### Requirement
Reproduce, without any change, the records from their first line through the line containing "metric-row: Reached 1,952: [30, 582, 1048, 626]", including both of those lines.

### Data extract

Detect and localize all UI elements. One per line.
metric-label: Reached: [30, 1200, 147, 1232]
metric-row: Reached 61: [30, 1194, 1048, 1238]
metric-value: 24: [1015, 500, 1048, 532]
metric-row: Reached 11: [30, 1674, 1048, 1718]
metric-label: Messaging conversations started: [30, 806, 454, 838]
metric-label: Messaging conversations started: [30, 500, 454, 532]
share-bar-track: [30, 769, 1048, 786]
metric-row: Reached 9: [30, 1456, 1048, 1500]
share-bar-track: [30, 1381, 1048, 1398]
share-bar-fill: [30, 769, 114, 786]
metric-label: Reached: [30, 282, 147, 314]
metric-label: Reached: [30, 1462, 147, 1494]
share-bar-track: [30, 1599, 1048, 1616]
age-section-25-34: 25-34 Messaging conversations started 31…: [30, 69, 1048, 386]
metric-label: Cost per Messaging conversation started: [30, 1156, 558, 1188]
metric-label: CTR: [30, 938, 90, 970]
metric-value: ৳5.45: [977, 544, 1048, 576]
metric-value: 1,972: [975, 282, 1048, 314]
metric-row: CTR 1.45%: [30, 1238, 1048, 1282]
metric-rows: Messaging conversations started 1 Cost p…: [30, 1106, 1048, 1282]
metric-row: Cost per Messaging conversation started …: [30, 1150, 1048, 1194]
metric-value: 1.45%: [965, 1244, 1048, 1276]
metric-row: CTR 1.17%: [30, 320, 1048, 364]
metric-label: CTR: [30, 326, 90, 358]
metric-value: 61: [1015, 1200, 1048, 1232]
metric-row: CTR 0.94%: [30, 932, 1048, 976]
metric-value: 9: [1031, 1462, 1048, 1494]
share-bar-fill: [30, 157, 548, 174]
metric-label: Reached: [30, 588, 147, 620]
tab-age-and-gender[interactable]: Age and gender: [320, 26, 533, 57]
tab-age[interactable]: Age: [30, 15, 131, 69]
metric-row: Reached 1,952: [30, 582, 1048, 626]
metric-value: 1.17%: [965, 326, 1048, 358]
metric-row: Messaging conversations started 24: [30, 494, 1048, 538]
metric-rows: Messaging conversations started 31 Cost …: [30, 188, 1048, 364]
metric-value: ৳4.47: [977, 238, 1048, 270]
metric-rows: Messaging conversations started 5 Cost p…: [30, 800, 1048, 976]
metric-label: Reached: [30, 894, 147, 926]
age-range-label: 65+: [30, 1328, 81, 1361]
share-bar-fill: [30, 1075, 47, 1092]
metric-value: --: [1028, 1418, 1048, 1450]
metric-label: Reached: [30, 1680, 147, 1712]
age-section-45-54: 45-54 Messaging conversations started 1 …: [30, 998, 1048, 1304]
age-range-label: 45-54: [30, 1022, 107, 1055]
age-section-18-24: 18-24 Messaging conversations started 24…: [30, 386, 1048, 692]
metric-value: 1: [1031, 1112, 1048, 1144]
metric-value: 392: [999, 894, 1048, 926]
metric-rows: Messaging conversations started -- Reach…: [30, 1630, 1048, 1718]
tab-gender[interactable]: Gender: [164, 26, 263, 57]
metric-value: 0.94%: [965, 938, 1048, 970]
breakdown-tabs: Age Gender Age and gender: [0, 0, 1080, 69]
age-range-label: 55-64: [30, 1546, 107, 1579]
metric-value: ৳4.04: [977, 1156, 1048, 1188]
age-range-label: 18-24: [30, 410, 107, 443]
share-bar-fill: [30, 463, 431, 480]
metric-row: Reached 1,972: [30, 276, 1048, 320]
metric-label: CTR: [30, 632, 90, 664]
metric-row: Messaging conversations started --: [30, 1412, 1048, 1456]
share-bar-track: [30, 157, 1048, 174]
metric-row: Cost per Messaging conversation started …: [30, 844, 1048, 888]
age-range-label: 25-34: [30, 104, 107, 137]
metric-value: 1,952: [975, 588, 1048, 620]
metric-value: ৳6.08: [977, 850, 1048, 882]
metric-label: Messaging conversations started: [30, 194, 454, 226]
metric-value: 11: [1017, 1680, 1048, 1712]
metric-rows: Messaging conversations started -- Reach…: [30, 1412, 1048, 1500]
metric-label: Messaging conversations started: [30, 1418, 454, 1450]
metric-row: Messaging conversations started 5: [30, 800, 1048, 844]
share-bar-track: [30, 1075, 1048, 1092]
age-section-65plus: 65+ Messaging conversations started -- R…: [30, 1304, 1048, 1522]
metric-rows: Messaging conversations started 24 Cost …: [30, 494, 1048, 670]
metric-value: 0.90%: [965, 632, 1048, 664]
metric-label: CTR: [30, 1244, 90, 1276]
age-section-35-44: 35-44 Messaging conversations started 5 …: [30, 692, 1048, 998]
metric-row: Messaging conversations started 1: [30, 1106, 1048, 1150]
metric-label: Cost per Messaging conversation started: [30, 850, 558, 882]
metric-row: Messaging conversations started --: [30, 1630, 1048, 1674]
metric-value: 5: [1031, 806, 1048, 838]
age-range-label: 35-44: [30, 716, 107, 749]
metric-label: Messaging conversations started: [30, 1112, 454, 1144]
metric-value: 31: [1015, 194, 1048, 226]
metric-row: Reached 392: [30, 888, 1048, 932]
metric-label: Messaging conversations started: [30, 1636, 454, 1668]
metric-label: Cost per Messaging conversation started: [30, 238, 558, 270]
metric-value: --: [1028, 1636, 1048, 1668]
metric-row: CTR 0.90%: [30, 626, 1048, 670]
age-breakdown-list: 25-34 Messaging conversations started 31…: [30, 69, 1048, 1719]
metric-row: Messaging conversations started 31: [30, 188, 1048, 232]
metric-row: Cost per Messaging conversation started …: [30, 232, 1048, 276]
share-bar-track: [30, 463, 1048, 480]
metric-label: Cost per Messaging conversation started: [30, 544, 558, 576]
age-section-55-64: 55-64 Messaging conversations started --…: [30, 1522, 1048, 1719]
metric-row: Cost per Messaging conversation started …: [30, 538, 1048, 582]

######

### Problem solution
Detect and localize all UI elements. One per line.
metric-label: Reached: [30, 1200, 147, 1232]
metric-row: Reached 61: [30, 1194, 1048, 1238]
metric-value: 24: [1015, 500, 1048, 532]
metric-row: Reached 11: [30, 1674, 1048, 1718]
metric-label: Messaging conversations started: [30, 806, 454, 838]
metric-label: Messaging conversations started: [30, 500, 454, 532]
share-bar-track: [30, 769, 1048, 786]
metric-row: Reached 9: [30, 1456, 1048, 1500]
share-bar-track: [30, 1381, 1048, 1398]
share-bar-fill: [30, 769, 114, 786]
metric-label: Reached: [30, 282, 147, 314]
metric-label: Reached: [30, 1462, 147, 1494]
share-bar-track: [30, 1599, 1048, 1616]
age-section-25-34: 25-34 Messaging conversations started 31…: [30, 69, 1048, 386]
metric-label: Cost per Messaging conversation started: [30, 1156, 558, 1188]
metric-label: CTR: [30, 938, 90, 970]
metric-value: ৳5.45: [977, 544, 1048, 576]
metric-value: 1,972: [975, 282, 1048, 314]
metric-row: CTR 1.45%: [30, 1238, 1048, 1282]
metric-rows: Messaging conversations started 1 Cost p…: [30, 1106, 1048, 1282]
metric-row: Cost per Messaging conversation started …: [30, 1150, 1048, 1194]
metric-value: 1.45%: [965, 1244, 1048, 1276]
metric-row: CTR 1.17%: [30, 320, 1048, 364]
metric-label: CTR: [30, 326, 90, 358]
metric-value: 61: [1015, 1200, 1048, 1232]
metric-row: CTR 0.94%: [30, 932, 1048, 976]
metric-value: 9: [1031, 1462, 1048, 1494]
share-bar-fill: [30, 157, 548, 174]
metric-label: Reached: [30, 588, 147, 620]
tab-age-and-gender[interactable]: Age and gender: [320, 26, 533, 57]
tab-age[interactable]: Age: [30, 15, 131, 69]
metric-row: Reached 1,952: [30, 582, 1048, 626]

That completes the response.